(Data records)
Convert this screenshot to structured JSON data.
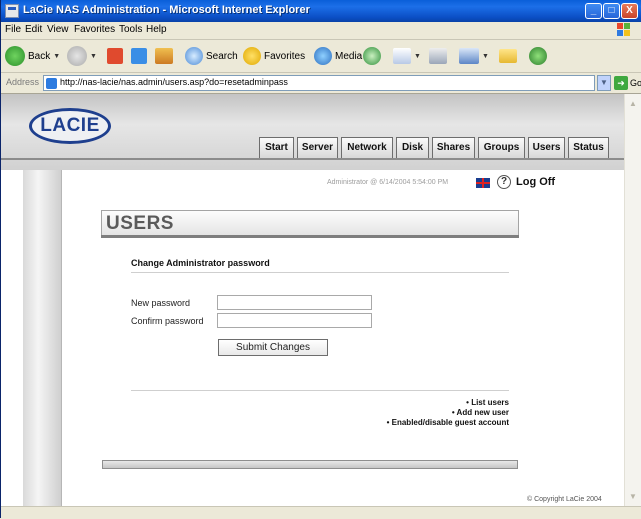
{
  "window": {
    "title": "LaCie NAS Administration - Microsoft Internet Explorer",
    "controls": {
      "minimize": "_",
      "maximize": "□",
      "close": "X"
    }
  },
  "menu": [
    "File",
    "Edit",
    "View",
    "Favorites",
    "Tools",
    "Help"
  ],
  "toolbar": {
    "back": "Back",
    "search": "Search",
    "favorites": "Favorites",
    "media": "Media"
  },
  "address": {
    "label": "Address",
    "url": "http://nas-lacie/nas.admin/users.asp?do=resetadminpass",
    "go": "Go"
  },
  "site": {
    "logo": "LACIE",
    "tabs": [
      "Start",
      "Server",
      "Network",
      "Disk",
      "Shares",
      "Groups",
      "Users",
      "Status"
    ],
    "status_line": "Administrator @ 6/14/2004 5:54:00 PM",
    "logoff": "Log Off",
    "help_glyph": "?"
  },
  "page": {
    "section_title": "USERS",
    "form_heading": "Change Administrator password",
    "new_password_label": "New password",
    "confirm_password_label": "Confirm password",
    "new_password_value": "",
    "confirm_password_value": "",
    "submit_label": "Submit Changes",
    "links": [
      "• List users",
      "• Add new user",
      "• Enabled/disable guest account"
    ],
    "copyright": "© Copyright LaCie 2004"
  },
  "colors": {
    "titlebar": "#0b4ec4",
    "logo_blue": "#1e3f8e",
    "header_gray": "#d1d1d1"
  },
  "icons": [
    "back-icon",
    "forward-icon",
    "stop-icon",
    "refresh-icon",
    "home-icon",
    "search-icon",
    "favorites-icon",
    "media-icon",
    "history-icon",
    "mail-icon",
    "print-icon",
    "edit-icon",
    "folder-icon",
    "messenger-icon",
    "uk-flag-icon",
    "help-icon"
  ]
}
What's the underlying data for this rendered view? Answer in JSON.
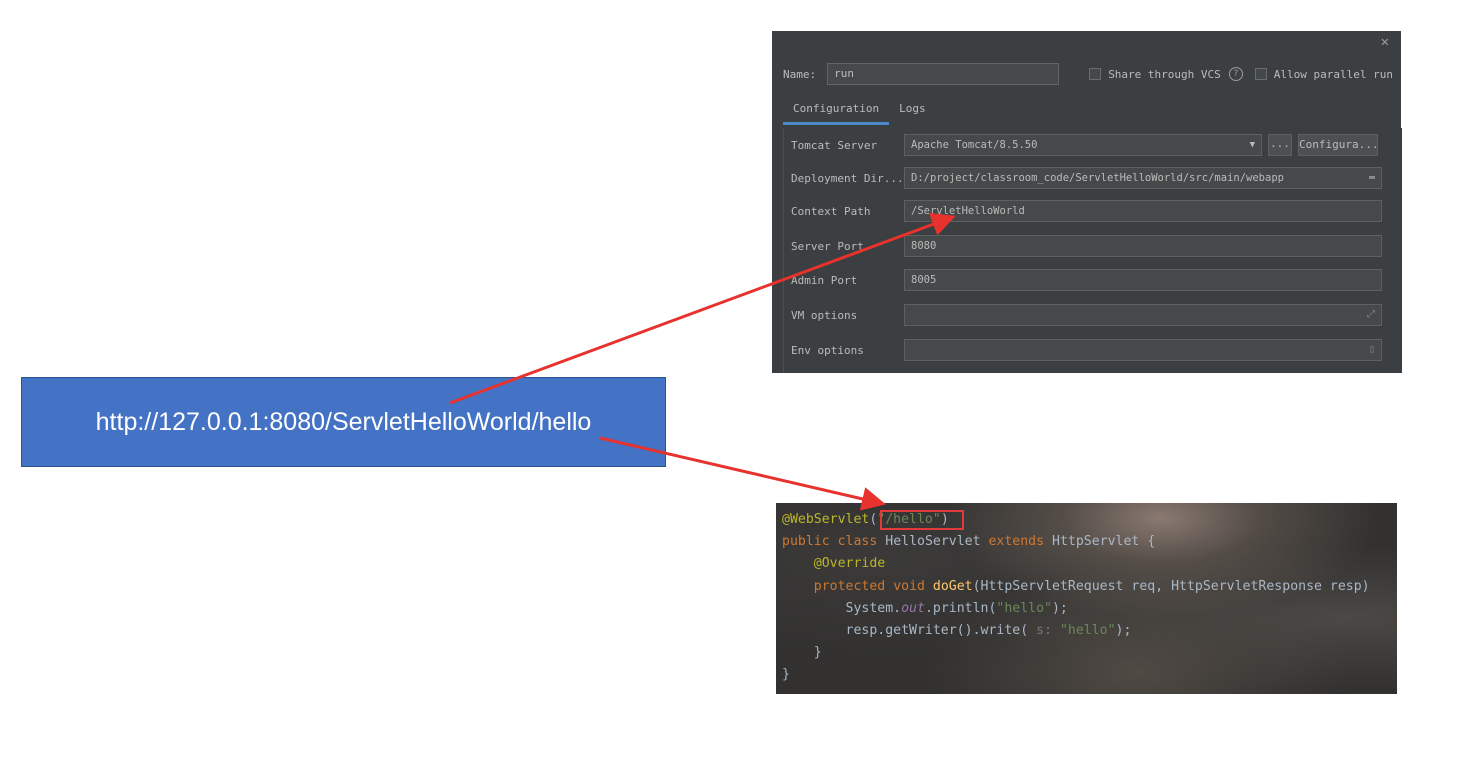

## Exercise instructions
Make an exact copy of every entry above, minus the images.

## Full response
Convert this screenshot to structured JSON data.
{
  "window": {
    "title": "LaCie NAS Administration - Microsoft Internet Explorer",
    "controls": {
      "minimize": "_",
      "maximize": "□",
      "close": "X"
    }
  },
  "menu": [
    "File",
    "Edit",
    "View",
    "Favorites",
    "Tools",
    "Help"
  ],
  "toolbar": {
    "back": "Back",
    "search": "Search",
    "favorites": "Favorites",
    "media": "Media"
  },
  "address": {
    "label": "Address",
    "url": "http://nas-lacie/nas.admin/users.asp?do=resetadminpass",
    "go": "Go"
  },
  "site": {
    "logo": "LACIE",
    "tabs": [
      "Start",
      "Server",
      "Network",
      "Disk",
      "Shares",
      "Groups",
      "Users",
      "Status"
    ],
    "status_line": "Administrator @ 6/14/2004 5:54:00 PM",
    "logoff": "Log Off",
    "help_glyph": "?"
  },
  "page": {
    "section_title": "USERS",
    "form_heading": "Change Administrator password",
    "new_password_label": "New password",
    "confirm_password_label": "Confirm password",
    "new_password_value": "",
    "confirm_password_value": "",
    "submit_label": "Submit Changes",
    "links": [
      "• List users",
      "• Add new user",
      "• Enabled/disable guest account"
    ],
    "copyright": "© Copyright LaCie 2004"
  },
  "colors": {
    "titlebar": "#0b4ec4",
    "logo_blue": "#1e3f8e",
    "header_gray": "#d1d1d1"
  },
  "icons": [
    "back-icon",
    "forward-icon",
    "stop-icon",
    "refresh-icon",
    "home-icon",
    "search-icon",
    "favorites-icon",
    "media-icon",
    "history-icon",
    "mail-icon",
    "print-icon",
    "edit-icon",
    "folder-icon",
    "messenger-icon",
    "uk-flag-icon",
    "help-icon"
  ]
}
What's the underlying data for this rendered view? Answer in JSON.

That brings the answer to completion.